**Travail à faire**:
1. Reprenez le passage de l’extrait de page allant de « L’amplituèdre est un » jusqu’à « une simulation ? », en substituant « obélisque » à « monolithe ».
2. D’après l’extrait de page, combien de critères David Chalmers donne-t-il dans son ouvrage Reality + pour définir si nous vivons dans la réalité ?
3. Dressez la liste de toutes les personnes nommées dans l’extrait de page.

**Extrait de page**:
L’amplituèdre est un monolithe au-delà de l’espace-temps. Comme le monolithe de 2001 : L’Odyssée de l’espace, l’amplituèdre est imposant, muet, mais chargé de sens. Et comme les singes dans le film de Kubrick, nous semblons incapables de déchiffrer son message. L’amplituèdre est statique. Les physiciens adorent les théories dynamiques, mais il n’y a pas de dynamique évidente dans l’amplituèdre. Il code la dynamique des particules dans l’espace-temps, mais il est lui-même une forme platonicienne immobile. D’où sortirait cet amplituèdre ? Comment contrôlerait-t-il l’espace-temps ? Qui le commanderait ?
Vivons nous dans une simulation ?
L’hypothèse du it from bit mène naturellement à l’idée que nous vivions dans une simulation où toute chose dans son essence est constituée de bits, ou peut-être même de trits ou, comme David Deutsch l’a exploré, de qubits. Mais cette vision des choses peut se marier avec une certaine forme de réalisme car dans tous ces cas, la nature existerait indépendamment de nous et on pourrait en comprendre les rouages et prédire les actions puisque cela reviendrait à déchiffrer l’algorithme qui la sous-tend. C’est une position que défend David Chalmers dans son ouvrage Reality + où il donne 5 critères prévalents pour définir si nous vivons dans la réalité. Afin de décider si le monde qui nous entoure est la réalité, nous devons pouvoir répondre oui à ces 5 questions :
Est-ce que les objets qu’on perçoit dans cette simulation sont réels ? Oui, l’arbre que je vois existe réellement. À un certain niveau, c’est un objet numérique, ancré dans des processus numériques dans un ordinateur, mais il n’est pas moins réel pour autant.

**Extrait du jeu**:
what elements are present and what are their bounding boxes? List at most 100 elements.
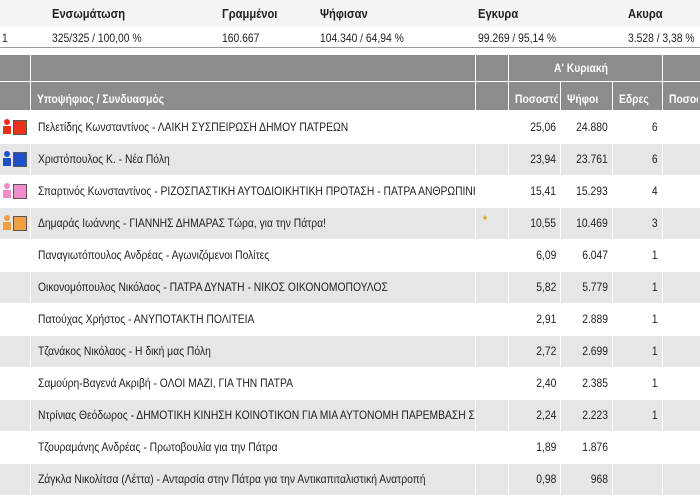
cell-text: 6,09 (535, 248, 556, 262)
table-cell: 1 (613, 304, 662, 335)
table-cell: 2.699 (561, 336, 612, 367)
table-cell (476, 144, 508, 175)
table-cell (663, 112, 700, 143)
summary-header: Ψήφισαν (320, 5, 376, 23)
cell-text: 2,24 (535, 408, 556, 422)
cell-text: Πελετίδης Κωνσταντίνος - ΛΑΙΚΗ ΣΥΣΠΕΙΡΩΣ… (38, 120, 349, 134)
table-cell (663, 400, 700, 431)
table-cell: 1 (613, 368, 662, 399)
cell-text: Ντρίνιας Θεόδωρος - ΔΗΜΟΤΙΚΗ ΚΙΝΗΣΗ ΚΟΙΝ… (38, 408, 475, 422)
table-cell (663, 176, 700, 207)
table-cell: Ντρίνιας Θεόδωρος - ΔΗΜΟΤΙΚΗ ΚΙΝΗΣΗ ΚΟΙΝ… (31, 400, 475, 431)
cell-text: Σπαρτινός Κωνσταντίνος - ΡΙΖΟΣΠΑΣΤΙΚΗ ΑΥ… (38, 184, 475, 198)
cell-text: 25,06 (530, 120, 556, 134)
summary-value: 325/325 / 100,00 % (52, 29, 156, 47)
table-cell: 23.761 (561, 144, 612, 175)
table-cell: 10.469 (561, 208, 612, 239)
table-cell (0, 112, 30, 143)
cell-text: 5,82 (535, 280, 556, 294)
summary-value-text: 104.340 / 64,94 % (320, 31, 404, 45)
table-cell (663, 144, 700, 175)
table-cell: 1 (613, 272, 662, 303)
table-cell (0, 432, 30, 463)
marker: * (483, 213, 488, 227)
table-cell: 2.889 (561, 304, 612, 335)
table-cell: Πελετίδης Κωνσταντίνος - ΛΑΙΚΗ ΣΥΣΠΕΙΡΩΣ… (31, 112, 475, 143)
table-cell: Οικονομόπουλος Νικόλαος - ΠΑΤΡΑ ΔΥΝΑΤΗ -… (31, 272, 475, 303)
cell-text: 10,55 (530, 216, 556, 230)
table-cell (476, 336, 508, 367)
table-cell: * (476, 208, 508, 239)
column-header-text: Ψήφοι (567, 92, 599, 106)
cell-text: 0,98 (535, 472, 556, 486)
table-cell (476, 368, 508, 399)
cell-text: Τζανάκος Νικόλαος - Η δική μας Πόλη (38, 344, 211, 358)
header-cell (31, 55, 475, 81)
header-cell (0, 55, 30, 81)
summary-value: 99.269 / 95,14 % (478, 29, 569, 47)
header-cell (476, 82, 508, 110)
table-cell (663, 432, 700, 463)
group-header-text: Α' Κυριακή (554, 61, 609, 75)
summary-header-bar (0, 0, 700, 26)
cell-text: Δημαράς Ιωάννης - ΓΙΑΝΝΗΣ ΔΗΜΑΡΑΣ Τώρα, … (38, 216, 326, 230)
header-cell (663, 55, 700, 81)
table-cell: 23,94 (509, 144, 560, 175)
table-cell (0, 336, 30, 367)
table-cell: Παναγιωτόπουλος Ανδρέας - Αγωνιζόμενοι Π… (31, 240, 475, 271)
table-cell: 6,09 (509, 240, 560, 271)
cell-text: 1 (652, 344, 658, 358)
table-cell (0, 368, 30, 399)
cell-text: 4 (652, 184, 658, 198)
cell-text: 2.889 (582, 312, 608, 326)
cell-text: 1 (652, 312, 658, 326)
column-header-text: Ποσοστό (515, 92, 558, 106)
summary-header-text: Ψήφισαν (320, 6, 368, 21)
table-cell: Τζουραμάνης Ανδρέας - Πρωτοβουλία για τη… (31, 432, 475, 463)
table-cell: 2,40 (509, 368, 560, 399)
table-cell (476, 464, 508, 495)
table-cell (476, 240, 508, 271)
table-cell: 1 (613, 400, 662, 431)
column-header: Εδρες (619, 82, 660, 110)
table-cell: 24.880 (561, 112, 612, 143)
cell-text: Τζουραμάνης Ανδρέας - Πρωτοβουλία για τη… (38, 440, 278, 454)
table-cell (663, 368, 700, 399)
cell-text: 24.880 (576, 120, 608, 134)
table-cell: 2.223 (561, 400, 612, 431)
summary-value: 1 (2, 29, 9, 47)
table-cell: 2,91 (509, 304, 560, 335)
table-cell (613, 432, 662, 463)
column-header: Ποσοστό (515, 82, 558, 110)
table-cell: 15.293 (561, 176, 612, 207)
cell-text: 2.699 (582, 344, 608, 358)
table-cell (476, 400, 508, 431)
table-cell (663, 464, 700, 495)
column-header: Ψήφοι (567, 82, 610, 110)
table-cell (0, 176, 30, 207)
table-cell (476, 272, 508, 303)
cell-text: 23.761 (576, 152, 608, 166)
header-cell (476, 55, 508, 81)
table-cell: 2.385 (561, 368, 612, 399)
cell-text: 1 (652, 408, 658, 422)
table-cell: Τζανάκος Νικόλαος - Η δική μας Πόλη (31, 336, 475, 367)
table-cell: 15,41 (509, 176, 560, 207)
cell-text: 1.876 (582, 440, 608, 454)
cell-text: 1 (652, 248, 658, 262)
table-cell (663, 304, 700, 335)
table-cell: 1 (613, 240, 662, 271)
summary-value: 104.340 / 64,94 % (320, 29, 417, 47)
cell-text: 3 (652, 216, 658, 230)
table-cell (476, 304, 508, 335)
party-icon (3, 119, 27, 135)
table-cell: 2,24 (509, 400, 560, 431)
table-cell (663, 208, 700, 239)
summary-header: Ενσωμάτωση (52, 5, 137, 23)
table-cell (0, 304, 30, 335)
table-cell: 5.779 (561, 272, 612, 303)
cell-text: Πατούχας Χρήστος - ΑΝΥΠΟΤΑΚΤΗ ΠΟΛΙΤΕΙΑ (38, 312, 255, 326)
group-header: Α' Κυριακή (509, 55, 662, 81)
table-cell (613, 464, 662, 495)
party-icon (3, 215, 27, 231)
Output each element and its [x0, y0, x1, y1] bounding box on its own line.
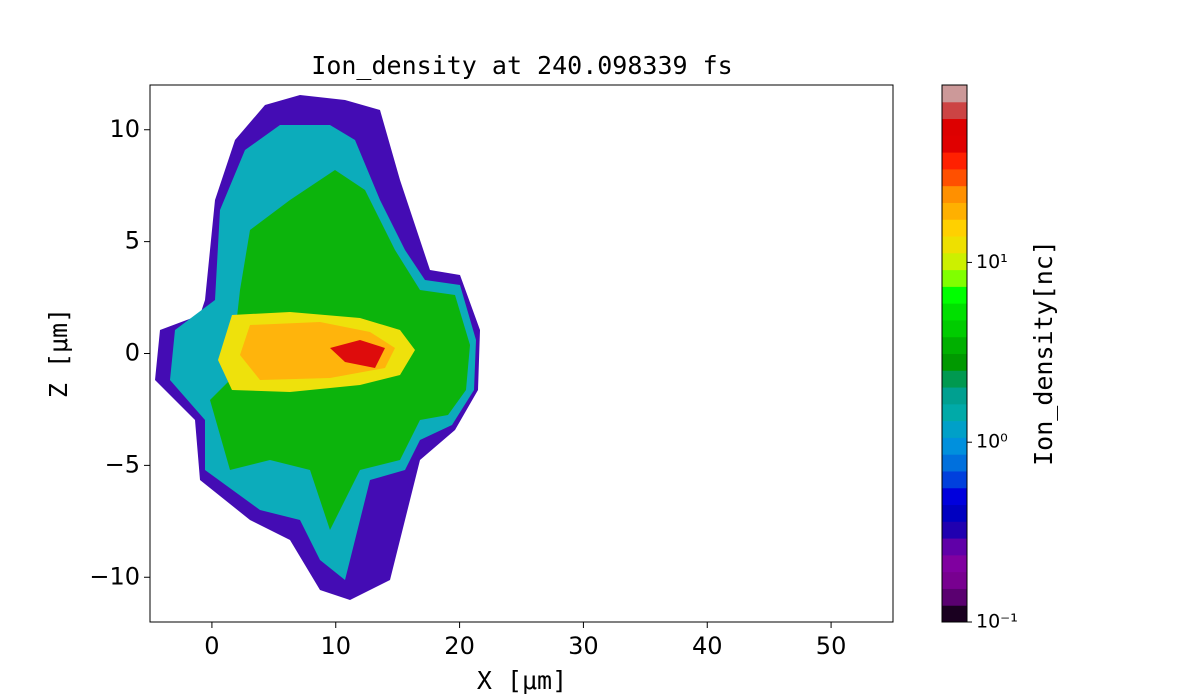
- colorbar-segment: [942, 252, 967, 271]
- colorbar-tick-label: 10⁻¹: [976, 611, 1018, 633]
- x-tick-label: 10: [320, 632, 351, 660]
- colorbar-segment: [942, 353, 967, 371]
- colorbar-segment: [942, 219, 967, 237]
- x-tick-label: 30: [568, 632, 599, 660]
- x-tick-label: 40: [692, 632, 723, 660]
- colorbar-segment: [942, 521, 967, 539]
- colorbar-segment: [942, 319, 967, 338]
- colorbar-segment: [942, 185, 967, 203]
- field-red: [330, 340, 385, 368]
- colorbar-segment: [942, 605, 967, 623]
- y-tick-label: −5: [105, 450, 140, 478]
- colorbar-segment: [942, 470, 967, 489]
- colorbar-segment: [942, 202, 967, 220]
- x-tick-label: 50: [816, 632, 847, 660]
- y-tick-label: 0: [125, 339, 140, 367]
- colorbar-segment: [942, 135, 967, 153]
- x-tick-label: 0: [204, 632, 219, 660]
- colorbar-segment: [942, 168, 967, 187]
- colorbar-segment: [942, 387, 967, 405]
- x-tick-label: 20: [444, 632, 475, 660]
- colorbar-outline: [941, 84, 968, 623]
- field-orange: [240, 322, 395, 380]
- colorbar-segment: [942, 487, 967, 506]
- colorbar-segment: [942, 420, 967, 438]
- y-tick-label: 5: [125, 227, 140, 255]
- colorbar-segment: [942, 504, 967, 522]
- colorbar-segment: [942, 336, 967, 354]
- y-axis-label: Z [μm]: [44, 308, 73, 398]
- colorbar-segment: [942, 286, 967, 304]
- colorbar-segment: [942, 236, 967, 254]
- colorbar-tick-label: 10¹: [976, 251, 1008, 273]
- colorbar-segment: [942, 538, 967, 556]
- colorbar-segment: [942, 152, 967, 170]
- colorbar-segment: [942, 437, 967, 455]
- y-tick-label: −10: [89, 562, 140, 590]
- colorbar-segment: [942, 370, 967, 388]
- colorbar-segment: [942, 303, 967, 321]
- colorbar-segment: [942, 554, 967, 573]
- colorbar-segment: [942, 101, 967, 120]
- chart-title: Ion_density at 240.098339 fs: [311, 51, 732, 80]
- colorbar-segment: [942, 588, 967, 606]
- y-tick-label: 10: [109, 115, 140, 143]
- ion-density-field: [155, 95, 480, 600]
- colorbar-segment: [942, 403, 967, 422]
- colorbar-tick-label: 10⁰: [976, 431, 1008, 453]
- x-axis-label: X [μm]: [477, 666, 567, 695]
- colorbar-segment: [942, 571, 967, 589]
- colorbar-segment: [942, 269, 967, 287]
- colorbar-label: Ion_density[nc]: [1029, 240, 1058, 466]
- colorbar-segment: [942, 85, 967, 103]
- colorbar-segment: [942, 118, 967, 136]
- colorbar-segment: [942, 454, 967, 472]
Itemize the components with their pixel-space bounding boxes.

**Liste des réponses**:
1.
L’amplituèdre est un obélisque au-delà de l’espace-temps. Comme le obélisque de 2001 : L’Odyssée de l’espace, l’amplituèdre est imposant, muet, mais chargé de sens. Et comme les singes dans le film de Kubrick, nous semblons incapables de déchiffrer son message. L’amplituèdre est statique. Les physiciens adorent les théories dynamiques, mais il n’y a pas de dynamique évidente dans l’amplituèdre. Il code la dynamique des particules dans l’espace-temps, mais il est lui-même une forme platonicienne immobile. D’où sortirait cet amplituèdre ? Comment contrôlerait-t-il l’espace-temps ? Qui le commanderait ?
Vivons nous dans une simulation ?

2. Cinq critères.

3.
Kubrick
David Deutsch
David Chalmers